[Dataset items]

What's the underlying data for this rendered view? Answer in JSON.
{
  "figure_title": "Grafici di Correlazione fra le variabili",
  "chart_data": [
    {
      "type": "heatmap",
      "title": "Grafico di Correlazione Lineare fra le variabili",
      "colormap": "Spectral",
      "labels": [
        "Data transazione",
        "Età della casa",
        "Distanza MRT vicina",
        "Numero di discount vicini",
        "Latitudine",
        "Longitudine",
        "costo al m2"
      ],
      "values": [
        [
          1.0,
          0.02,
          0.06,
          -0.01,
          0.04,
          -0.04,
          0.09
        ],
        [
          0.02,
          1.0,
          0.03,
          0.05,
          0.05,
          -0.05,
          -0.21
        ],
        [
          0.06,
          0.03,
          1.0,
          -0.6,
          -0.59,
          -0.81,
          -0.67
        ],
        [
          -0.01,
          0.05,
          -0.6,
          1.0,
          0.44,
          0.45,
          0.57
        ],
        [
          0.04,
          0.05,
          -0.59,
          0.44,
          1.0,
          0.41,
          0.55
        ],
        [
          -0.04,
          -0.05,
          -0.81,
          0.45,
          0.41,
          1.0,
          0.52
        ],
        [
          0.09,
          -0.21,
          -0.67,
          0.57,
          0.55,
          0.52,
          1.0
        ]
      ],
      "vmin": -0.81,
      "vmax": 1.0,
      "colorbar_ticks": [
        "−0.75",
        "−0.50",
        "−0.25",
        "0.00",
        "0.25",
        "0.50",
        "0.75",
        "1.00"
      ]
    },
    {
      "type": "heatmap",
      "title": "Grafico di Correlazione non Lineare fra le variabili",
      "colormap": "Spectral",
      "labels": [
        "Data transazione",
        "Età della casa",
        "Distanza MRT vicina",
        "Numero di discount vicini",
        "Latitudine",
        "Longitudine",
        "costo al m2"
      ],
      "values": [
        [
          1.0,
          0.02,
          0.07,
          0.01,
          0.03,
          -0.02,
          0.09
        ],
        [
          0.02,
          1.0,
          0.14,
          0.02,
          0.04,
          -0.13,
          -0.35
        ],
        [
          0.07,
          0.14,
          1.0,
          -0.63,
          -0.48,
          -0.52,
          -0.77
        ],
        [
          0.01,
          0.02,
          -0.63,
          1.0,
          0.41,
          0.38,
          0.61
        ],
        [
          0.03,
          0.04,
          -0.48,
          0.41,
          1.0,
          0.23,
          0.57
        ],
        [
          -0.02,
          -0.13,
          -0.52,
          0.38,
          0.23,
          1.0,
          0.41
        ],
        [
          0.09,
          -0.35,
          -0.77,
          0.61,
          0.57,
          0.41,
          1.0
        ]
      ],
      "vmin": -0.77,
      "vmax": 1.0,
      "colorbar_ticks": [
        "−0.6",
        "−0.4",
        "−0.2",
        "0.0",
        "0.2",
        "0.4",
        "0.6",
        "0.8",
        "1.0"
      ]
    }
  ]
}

**To do**
Print the entries exactly. Include every one.

**Task output**
What's the underlying data for this rendered view? Answer in JSON.
{
  "figure_title": "Grafici di Correlazione fra le variabili",
  "chart_data": [
    {
      "type": "heatmap",
      "title": "Grafico di Correlazione Lineare fra le variabili",
      "colormap": "Spectral",
      "labels": [
        "Data transazione",
        "Età della casa",
        "Distanza MRT vicina",
        "Numero di discount vicini",
        "Latitudine",
        "Longitudine",
        "costo al m2"
      ],
      "values": [
        [
          1.0,
          0.02,
          0.06,
          -0.01,
          0.04,
          -0.04,
          0.09
        ],
        [
          0.02,
          1.0,
          0.03,
          0.05,
          0.05,
          -0.05,
          -0.21
        ],
        [
          0.06,
          0.03,
          1.0,
          -0.6,
          -0.59,
          -0.81,
          -0.67
        ],
        [
          -0.01,
          0.05,
          -0.6,
          1.0,
          0.44,
          0.45,
          0.57
        ],
        [
          0.04,
          0.05,
          -0.59,
          0.44,
          1.0,
          0.41,
          0.55
        ],
        [
          -0.04,
          -0.05,
          -0.81,
          0.45,
          0.41,
          1.0,
          0.52
        ],
        [
          0.09,
          -0.21,
          -0.67,
          0.57,
          0.55,
          0.52,
          1.0
        ]
      ],
      "vmin": -0.81,
      "vmax": 1.0,
      "colorbar_ticks": [
        "−0.75",
        "−0.50",
        "−0.25",
        "0.00",
        "0.25",
        "0.50",
        "0.75",
        "1.00"
      ]
    },
    {
      "type": "heatmap",
      "title": "Grafico di Correlazione non Lineare fra le variabili",
      "colormap": "Spectral",
      "labels": [
        "Data transazione",
        "Età della casa",
        "Distanza MRT vicina",
        "Numero di discount vicini",
        "Latitudine",
        "Longitudine",
        "costo al m2"
      ],
      "values": [
        [
          1.0,
          0.02,
          0.07,
          0.01,
          0.03,
          -0.02,
          0.09
        ],
        [
          0.02,
          1.0,
          0.14,
          0.02,
          0.04,
          -0.13,
          -0.35
        ],
        [
          0.07,
          0.14,
          1.0,
          -0.63,
          -0.48,
          -0.52,
          -0.77
        ],
        [
          0.01,
          0.02,
          -0.63,
          1.0,
          0.41,
          0.38,
          0.61
        ],
        [
          0.03,
          0.04,
          -0.48,
          0.41,
          1.0,
          0.23,
          0.57
        ],
        [
          -0.02,
          -0.13,
          -0.52,
          0.38,
          0.23,
          1.0,
          0.41
        ],
        [
          0.09,
          -0.35,
          -0.77,
          0.61,
          0.57,
          0.41,
          1.0
        ]
      ],
      "vmin": -0.77,
      "vmax": 1.0,
      "colorbar_ticks": [
        "−0.6",
        "−0.4",
        "−0.2",
        "0.0",
        "0.2",
        "0.4",
        "0.6",
        "0.8",
        "1.0"
      ]
    }
  ]
}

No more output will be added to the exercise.